■ REQUIREMENTS
Produce an exact transcription of the listing below, omitting the pictures.

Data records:
## BEGIN

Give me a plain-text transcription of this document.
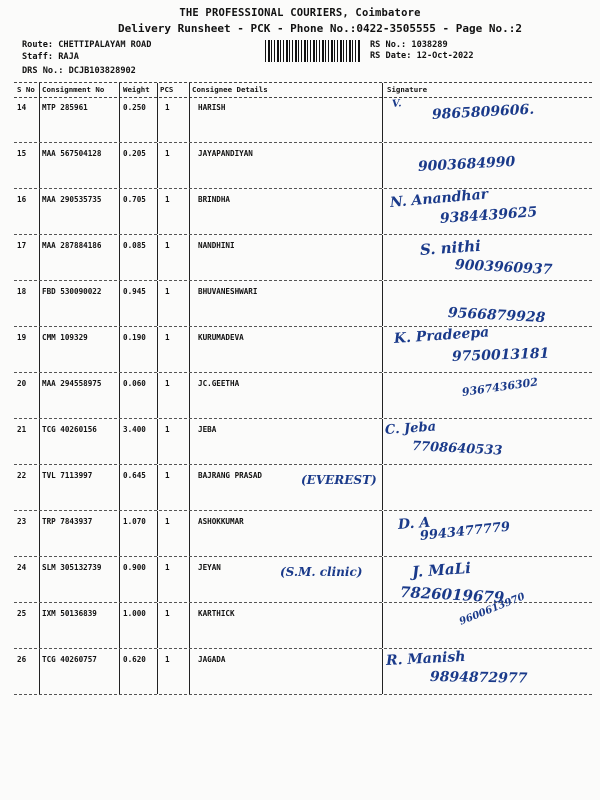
THE PROFESSIONAL COURIERS, Coimbatore
Delivery Runsheet - PCK - Phone No.:0422-3505555 - Page No.:2
Route: CHETTIPALAYAM ROAD
Staff: RAJA
DRS No.: DCJB103828902
RS No.: 1038289
RS Date: 12-Oct-2022
S No Consignment No	Weight PCS	Consignee Details	Signature
14 MTP 285961	0.250	1	HARISH	V. 9865809606.
15 MAA 567504128	0.205	1	JAYAPANDIYAN
9003684990
16 MAA 290535735	0.705	1	BRINDHA	N. Anandhar
9384439625
17 MAA 287884186	0.085	1	NANDHINI	S. nithi
9003960937
18 FBD 530090022	0.945	1	BHUVANESHWARI
9566879928
19 CMM 109329	0.190	1	KURUMADEVA	K. Pradeepa
9750013181
20 MAA 294558975	0.060	1	JC.GEETHA	9367436302
21 TCG 40260156	3.400	1	JEBA	C. Jeba
7708640533
22 TVL 7113997	0.645	1	BAJRANG PRASAD	(EVEREST)
23 TRP 7843937	1.070	1	ASHOKKUMAR	D. A
9943477779
24 SLM 305132739	0.900	1	JEYAN	J. MaLi
7826019679
(S.M. clinic)
25 IXM 50136839	1.000	1	KARTHICK	9600613970
26 TCG 40260757	0.620	1	JAGADA	R. Manish
9894872977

## END

■ SOLUTION
Give me a plain-text transcription of this document.
THE PROFESSIONAL COURIERS, Coimbatore
Delivery Runsheet - PCK - Phone No.:0422-3505555 - Page No.:2
Route: CHETTIPALAYAM ROAD
Staff: RAJA
DRS No.: DCJB103828902
RS No.: 1038289
RS Date: 12-Oct-2022
S No Consignment No	Weight PCS	Consignee Details	Signature
14 MTP 285961	0.250	1	HARISH	V. 9865809606.
15 MAA 567504128	0.205	1	JAYAPANDIYAN
9003684990
16 MAA 290535735	0.705	1	BRINDHA	N. Anandhar
9384439625
17 MAA 287884186	0.085	1	NANDHINI	S. nithi
9003960937
18 FBD 530090022	0.945	1	BHUVANESHWARI
9566879928
19 CMM 109329	0.190	1	KURUMADEVA	K. Pradeepa
9750013181
20 MAA 294558975	0.060	1	JC.GEETHA	9367436302
21 TCG 40260156	3.400	1	JEBA	C. Jeba
7708640533
22 TVL 7113997	0.645	1	BAJRANG PRASAD	(EVEREST)
23 TRP 7843937	1.070	1	ASHOKKUMAR	D. A
9943477779
24 SLM 305132739	0.900	1	JEYAN	J. MaLi
7826019679
(S.M. clinic)
25 IXM 50136839	1.000	1	KARTHICK	9600613970
26 TCG 40260757	0.620	1	JAGADA	R. Manish
9894872977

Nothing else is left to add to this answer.